(A block of data)
============

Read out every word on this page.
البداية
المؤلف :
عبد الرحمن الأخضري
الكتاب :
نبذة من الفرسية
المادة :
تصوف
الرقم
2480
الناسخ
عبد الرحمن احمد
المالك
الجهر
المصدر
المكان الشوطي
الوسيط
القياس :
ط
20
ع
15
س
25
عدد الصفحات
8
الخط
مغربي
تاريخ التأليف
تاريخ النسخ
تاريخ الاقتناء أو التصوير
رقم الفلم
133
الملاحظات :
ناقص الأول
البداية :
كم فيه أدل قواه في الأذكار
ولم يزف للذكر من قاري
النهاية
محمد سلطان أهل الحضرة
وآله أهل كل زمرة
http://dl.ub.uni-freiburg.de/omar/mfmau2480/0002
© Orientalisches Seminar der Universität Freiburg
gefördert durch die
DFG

============

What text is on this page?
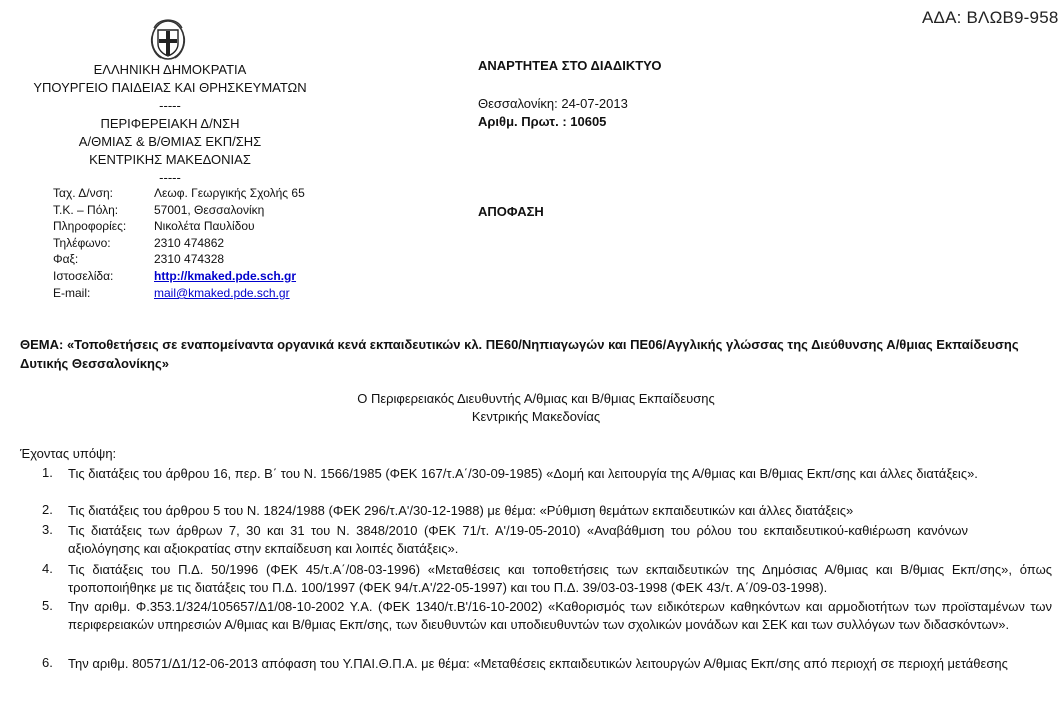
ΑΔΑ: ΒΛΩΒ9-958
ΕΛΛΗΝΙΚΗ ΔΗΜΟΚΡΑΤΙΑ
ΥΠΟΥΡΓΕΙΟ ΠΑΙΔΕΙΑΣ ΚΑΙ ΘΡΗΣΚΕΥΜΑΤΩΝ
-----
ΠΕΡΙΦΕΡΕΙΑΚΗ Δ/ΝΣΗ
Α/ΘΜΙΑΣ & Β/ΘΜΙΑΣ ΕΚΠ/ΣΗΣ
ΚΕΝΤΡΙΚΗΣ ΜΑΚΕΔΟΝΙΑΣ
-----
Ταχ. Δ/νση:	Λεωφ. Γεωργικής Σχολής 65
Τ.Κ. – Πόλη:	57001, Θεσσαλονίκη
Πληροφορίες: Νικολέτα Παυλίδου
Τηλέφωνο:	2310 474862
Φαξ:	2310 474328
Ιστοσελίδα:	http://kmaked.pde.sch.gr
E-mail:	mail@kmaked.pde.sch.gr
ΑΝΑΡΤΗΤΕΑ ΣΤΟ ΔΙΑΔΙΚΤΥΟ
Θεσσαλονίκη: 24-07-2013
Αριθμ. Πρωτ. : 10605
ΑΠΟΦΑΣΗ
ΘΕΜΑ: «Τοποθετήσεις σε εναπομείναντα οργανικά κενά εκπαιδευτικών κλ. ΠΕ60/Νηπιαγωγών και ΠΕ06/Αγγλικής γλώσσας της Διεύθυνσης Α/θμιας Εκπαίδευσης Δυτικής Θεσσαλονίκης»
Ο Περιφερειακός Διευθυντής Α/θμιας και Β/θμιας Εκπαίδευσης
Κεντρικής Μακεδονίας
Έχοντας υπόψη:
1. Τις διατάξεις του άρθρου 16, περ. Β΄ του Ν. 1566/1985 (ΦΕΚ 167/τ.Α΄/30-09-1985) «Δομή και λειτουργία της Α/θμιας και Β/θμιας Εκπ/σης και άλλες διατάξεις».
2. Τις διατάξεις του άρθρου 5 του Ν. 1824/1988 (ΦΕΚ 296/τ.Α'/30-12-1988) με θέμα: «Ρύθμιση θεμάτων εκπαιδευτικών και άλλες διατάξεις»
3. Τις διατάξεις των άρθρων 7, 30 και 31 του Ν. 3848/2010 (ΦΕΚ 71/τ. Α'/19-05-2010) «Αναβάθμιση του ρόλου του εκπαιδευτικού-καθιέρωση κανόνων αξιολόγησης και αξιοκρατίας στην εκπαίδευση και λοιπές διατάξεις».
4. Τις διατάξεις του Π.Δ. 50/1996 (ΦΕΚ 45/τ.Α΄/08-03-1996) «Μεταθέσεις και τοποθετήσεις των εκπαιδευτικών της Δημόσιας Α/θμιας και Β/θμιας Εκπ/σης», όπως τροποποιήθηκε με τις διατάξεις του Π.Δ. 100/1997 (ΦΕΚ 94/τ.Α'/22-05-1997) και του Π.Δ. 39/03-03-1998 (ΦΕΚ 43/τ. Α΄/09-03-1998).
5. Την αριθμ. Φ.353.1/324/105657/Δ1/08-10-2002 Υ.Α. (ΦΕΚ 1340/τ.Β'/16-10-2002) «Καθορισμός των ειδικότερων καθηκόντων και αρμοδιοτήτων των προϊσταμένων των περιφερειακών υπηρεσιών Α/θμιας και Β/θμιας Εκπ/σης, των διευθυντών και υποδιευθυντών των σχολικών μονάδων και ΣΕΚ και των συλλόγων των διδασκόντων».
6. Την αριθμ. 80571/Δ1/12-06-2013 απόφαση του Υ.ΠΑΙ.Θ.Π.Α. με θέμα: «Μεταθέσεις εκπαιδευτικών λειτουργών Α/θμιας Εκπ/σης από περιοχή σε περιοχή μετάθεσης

============

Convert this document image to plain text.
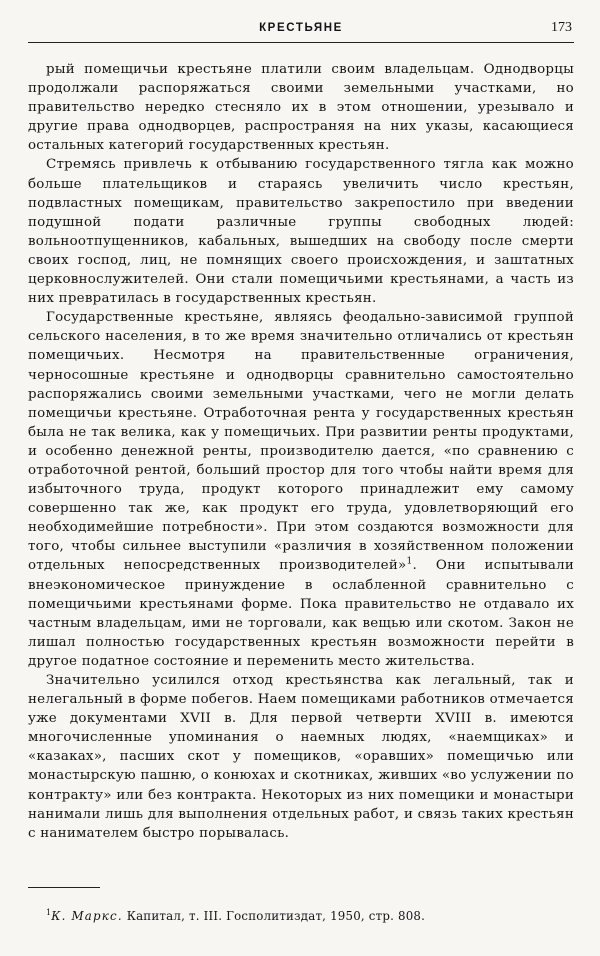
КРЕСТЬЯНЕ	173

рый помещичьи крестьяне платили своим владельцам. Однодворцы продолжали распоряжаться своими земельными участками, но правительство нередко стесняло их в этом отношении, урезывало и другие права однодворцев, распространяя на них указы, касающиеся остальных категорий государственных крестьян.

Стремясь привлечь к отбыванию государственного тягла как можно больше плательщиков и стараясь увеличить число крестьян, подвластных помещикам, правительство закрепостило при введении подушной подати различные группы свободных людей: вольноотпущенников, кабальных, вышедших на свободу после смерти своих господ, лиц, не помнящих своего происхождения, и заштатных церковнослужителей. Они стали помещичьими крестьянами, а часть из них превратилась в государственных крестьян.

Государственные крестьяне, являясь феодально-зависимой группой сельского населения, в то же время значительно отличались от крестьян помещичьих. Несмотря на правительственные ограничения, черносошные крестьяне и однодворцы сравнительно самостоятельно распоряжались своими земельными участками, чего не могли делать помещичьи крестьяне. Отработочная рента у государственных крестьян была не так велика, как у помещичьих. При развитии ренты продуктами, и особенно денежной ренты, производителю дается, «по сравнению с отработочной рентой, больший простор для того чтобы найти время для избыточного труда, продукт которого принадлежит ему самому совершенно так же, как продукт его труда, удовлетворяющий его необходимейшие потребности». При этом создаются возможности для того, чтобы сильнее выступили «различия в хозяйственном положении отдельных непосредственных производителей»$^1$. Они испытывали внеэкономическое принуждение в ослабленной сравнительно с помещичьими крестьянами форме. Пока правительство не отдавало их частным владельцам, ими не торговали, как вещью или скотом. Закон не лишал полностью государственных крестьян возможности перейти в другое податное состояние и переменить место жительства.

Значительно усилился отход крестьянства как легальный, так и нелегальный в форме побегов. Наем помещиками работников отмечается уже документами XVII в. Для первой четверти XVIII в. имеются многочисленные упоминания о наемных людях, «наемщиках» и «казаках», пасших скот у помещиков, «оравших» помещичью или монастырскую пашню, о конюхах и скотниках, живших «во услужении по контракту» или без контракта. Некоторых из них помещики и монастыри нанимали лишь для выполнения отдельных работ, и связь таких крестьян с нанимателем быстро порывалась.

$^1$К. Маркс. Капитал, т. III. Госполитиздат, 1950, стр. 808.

============

**Task directions:**
Pick out, from the lines above, every one that contains the string "page".

**Exercise output:**
Read out every word on this page.
What text is on this page?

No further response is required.